SHORT TASK → Reproduce every entry exactly, without alteration.

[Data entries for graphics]
▼

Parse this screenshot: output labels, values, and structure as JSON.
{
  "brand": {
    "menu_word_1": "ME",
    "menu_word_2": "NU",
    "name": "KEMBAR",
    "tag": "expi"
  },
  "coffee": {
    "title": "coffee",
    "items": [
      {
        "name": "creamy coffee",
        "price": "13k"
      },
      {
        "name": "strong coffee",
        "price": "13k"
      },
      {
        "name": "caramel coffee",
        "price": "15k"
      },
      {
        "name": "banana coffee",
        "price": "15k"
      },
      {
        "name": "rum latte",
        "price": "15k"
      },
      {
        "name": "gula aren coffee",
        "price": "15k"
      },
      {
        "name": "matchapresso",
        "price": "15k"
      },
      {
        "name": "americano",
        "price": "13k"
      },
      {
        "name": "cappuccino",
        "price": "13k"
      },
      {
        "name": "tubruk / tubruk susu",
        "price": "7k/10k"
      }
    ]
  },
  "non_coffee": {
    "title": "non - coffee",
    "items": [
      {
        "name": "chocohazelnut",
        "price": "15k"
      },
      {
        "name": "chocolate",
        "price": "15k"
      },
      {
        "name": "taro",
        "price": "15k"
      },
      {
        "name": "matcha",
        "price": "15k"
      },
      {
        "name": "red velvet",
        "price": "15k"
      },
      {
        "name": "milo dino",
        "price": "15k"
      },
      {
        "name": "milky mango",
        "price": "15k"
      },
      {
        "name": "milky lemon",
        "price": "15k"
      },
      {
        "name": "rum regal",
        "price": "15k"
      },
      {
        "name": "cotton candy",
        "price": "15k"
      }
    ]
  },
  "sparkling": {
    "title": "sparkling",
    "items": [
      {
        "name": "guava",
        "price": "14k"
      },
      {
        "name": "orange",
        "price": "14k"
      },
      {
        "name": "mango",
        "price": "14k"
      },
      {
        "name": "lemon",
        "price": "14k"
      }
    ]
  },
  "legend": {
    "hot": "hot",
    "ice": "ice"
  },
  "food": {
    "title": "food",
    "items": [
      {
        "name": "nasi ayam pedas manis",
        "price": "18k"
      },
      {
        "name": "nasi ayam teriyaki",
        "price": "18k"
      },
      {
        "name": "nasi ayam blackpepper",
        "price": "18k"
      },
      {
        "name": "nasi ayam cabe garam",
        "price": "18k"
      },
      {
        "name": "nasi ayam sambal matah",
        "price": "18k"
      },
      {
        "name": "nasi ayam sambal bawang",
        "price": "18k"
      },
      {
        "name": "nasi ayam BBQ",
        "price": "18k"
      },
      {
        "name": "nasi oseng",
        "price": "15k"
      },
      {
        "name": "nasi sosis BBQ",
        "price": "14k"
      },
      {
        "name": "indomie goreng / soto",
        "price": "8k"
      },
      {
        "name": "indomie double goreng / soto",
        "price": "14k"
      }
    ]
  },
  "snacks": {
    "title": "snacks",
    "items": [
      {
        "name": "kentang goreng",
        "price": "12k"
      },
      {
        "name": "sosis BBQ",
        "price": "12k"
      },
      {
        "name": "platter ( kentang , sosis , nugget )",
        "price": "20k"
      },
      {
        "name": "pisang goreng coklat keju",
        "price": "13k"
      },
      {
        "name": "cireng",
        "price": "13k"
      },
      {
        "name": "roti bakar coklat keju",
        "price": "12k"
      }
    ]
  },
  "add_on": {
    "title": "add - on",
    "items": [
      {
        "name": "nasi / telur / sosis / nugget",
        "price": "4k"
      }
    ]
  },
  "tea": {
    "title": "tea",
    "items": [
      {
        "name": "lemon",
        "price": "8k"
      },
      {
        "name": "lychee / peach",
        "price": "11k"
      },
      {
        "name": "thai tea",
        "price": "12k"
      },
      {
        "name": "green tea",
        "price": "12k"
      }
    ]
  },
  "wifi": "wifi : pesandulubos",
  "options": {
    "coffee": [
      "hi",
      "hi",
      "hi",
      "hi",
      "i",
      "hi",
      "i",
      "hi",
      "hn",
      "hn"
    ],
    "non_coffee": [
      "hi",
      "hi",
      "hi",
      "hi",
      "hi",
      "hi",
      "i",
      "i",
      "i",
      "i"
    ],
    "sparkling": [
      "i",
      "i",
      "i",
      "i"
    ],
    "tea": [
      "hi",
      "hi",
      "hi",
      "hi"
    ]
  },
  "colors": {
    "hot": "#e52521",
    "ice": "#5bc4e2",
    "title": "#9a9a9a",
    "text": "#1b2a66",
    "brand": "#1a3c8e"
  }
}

▲

SOLUTION →
Parse this screenshot: output labels, values, and structure as JSON.
{
  "brand": {
    "menu_word_1": "ME",
    "menu_word_2": "NU",
    "name": "KEMBAR",
    "tag": "expi"
  },
  "coffee": {
    "title": "coffee",
    "items": [
      {
        "name": "creamy coffee",
        "price": "13k"
      },
      {
        "name": "strong coffee",
        "price": "13k"
      },
      {
        "name": "caramel coffee",
        "price": "15k"
      },
      {
        "name": "banana coffee",
        "price": "15k"
      },
      {
        "name": "rum latte",
        "price": "15k"
      },
      {
        "name": "gula aren coffee",
        "price": "15k"
      },
      {
        "name": "matchapresso",
        "price": "15k"
      },
      {
        "name": "americano",
        "price": "13k"
      },
      {
        "name": "cappuccino",
        "price": "13k"
      },
      {
        "name": "tubruk / tubruk susu",
        "price": "7k/10k"
      }
    ]
  },
  "non_coffee": {
    "title": "non - coffee",
    "items": [
      {
        "name": "chocohazelnut",
        "price": "15k"
      },
      {
        "name": "chocolate",
        "price": "15k"
      },
      {
        "name": "taro",
        "price": "15k"
      },
      {
        "name": "matcha",
        "price": "15k"
      },
      {
        "name": "red velvet",
        "price": "15k"
      },
      {
        "name": "milo dino",
        "price": "15k"
      },
      {
        "name": "milky mango",
        "price": "15k"
      },
      {
        "name": "milky lemon",
        "price": "15k"
      },
      {
        "name": "rum regal",
        "price": "15k"
      },
      {
        "name": "cotton candy",
        "price": "15k"
      }
    ]
  },
  "sparkling": {
    "title": "sparkling",
    "items": [
      {
        "name": "guava",
        "price": "14k"
      },
      {
        "name": "orange",
        "price": "14k"
      },
      {
        "name": "mango",
        "price": "14k"
      },
      {
        "name": "lemon",
        "price": "14k"
      }
    ]
  },
  "legend": {
    "hot": "hot",
    "ice": "ice"
  },
  "food": {
    "title": "food",
    "items": [
      {
        "name": "nasi ayam pedas manis",
        "price": "18k"
      },
      {
        "name": "nasi ayam teriyaki",
        "price": "18k"
      },
      {
        "name": "nasi ayam blackpepper",
        "price": "18k"
      },
      {
        "name": "nasi ayam cabe garam",
        "price": "18k"
      },
      {
        "name": "nasi ayam sambal matah",
        "price": "18k"
      },
      {
        "name": "nasi ayam sambal bawang",
        "price": "18k"
      },
      {
        "name": "nasi ayam BBQ",
        "price": "18k"
      },
      {
        "name": "nasi oseng",
        "price": "15k"
      },
      {
        "name": "nasi sosis BBQ",
        "price": "14k"
      },
      {
        "name": "indomie goreng / soto",
        "price": "8k"
      },
      {
        "name": "indomie double goreng / soto",
        "price": "14k"
      }
    ]
  },
  "snacks": {
    "title": "snacks",
    "items": [
      {
        "name": "kentang goreng",
        "price": "12k"
      },
      {
        "name": "sosis BBQ",
        "price": "12k"
      },
      {
        "name": "platter ( kentang , sosis , nugget )",
        "price": "20k"
      },
      {
        "name": "pisang goreng coklat keju",
        "price": "13k"
      },
      {
        "name": "cireng",
        "price": "13k"
      },
      {
        "name": "roti bakar coklat keju",
        "price": "12k"
      }
    ]
  },
  "add_on": {
    "title": "add - on",
    "items": [
      {
        "name": "nasi / telur / sosis / nugget",
        "price": "4k"
      }
    ]
  },
  "tea": {
    "title": "tea",
    "items": [
      {
        "name": "lemon",
        "price": "8k"
      },
      {
        "name": "lychee / peach",
        "price": "11k"
      },
      {
        "name": "thai tea",
        "price": "12k"
      },
      {
        "name": "green tea",
        "price": "12k"
      }
    ]
  },
  "wifi": "wifi : pesandulubos",
  "options": {
    "coffee": [
      "hi",
      "hi",
      "hi",
      "hi",
      "i",
      "hi",
      "i",
      "hi",
      "hn",
      "hn"
    ],
    "non_coffee": [
      "hi",
      "hi",
      "hi",
      "hi",
      "hi",
      "hi",
      "i",
      "i",
      "i",
      "i"
    ],
    "sparkling": [
      "i",
      "i",
      "i",
      "i"
    ],
    "tea": [
      "hi",
      "hi",
      "hi",
      "hi"
    ]
  },
  "colors": {
    "hot": "#e52521",
    "ice": "#5bc4e2",
    "title": "#9a9a9a",
    "text": "#1b2a66",
    "brand": "#1a3c8e"
  }
}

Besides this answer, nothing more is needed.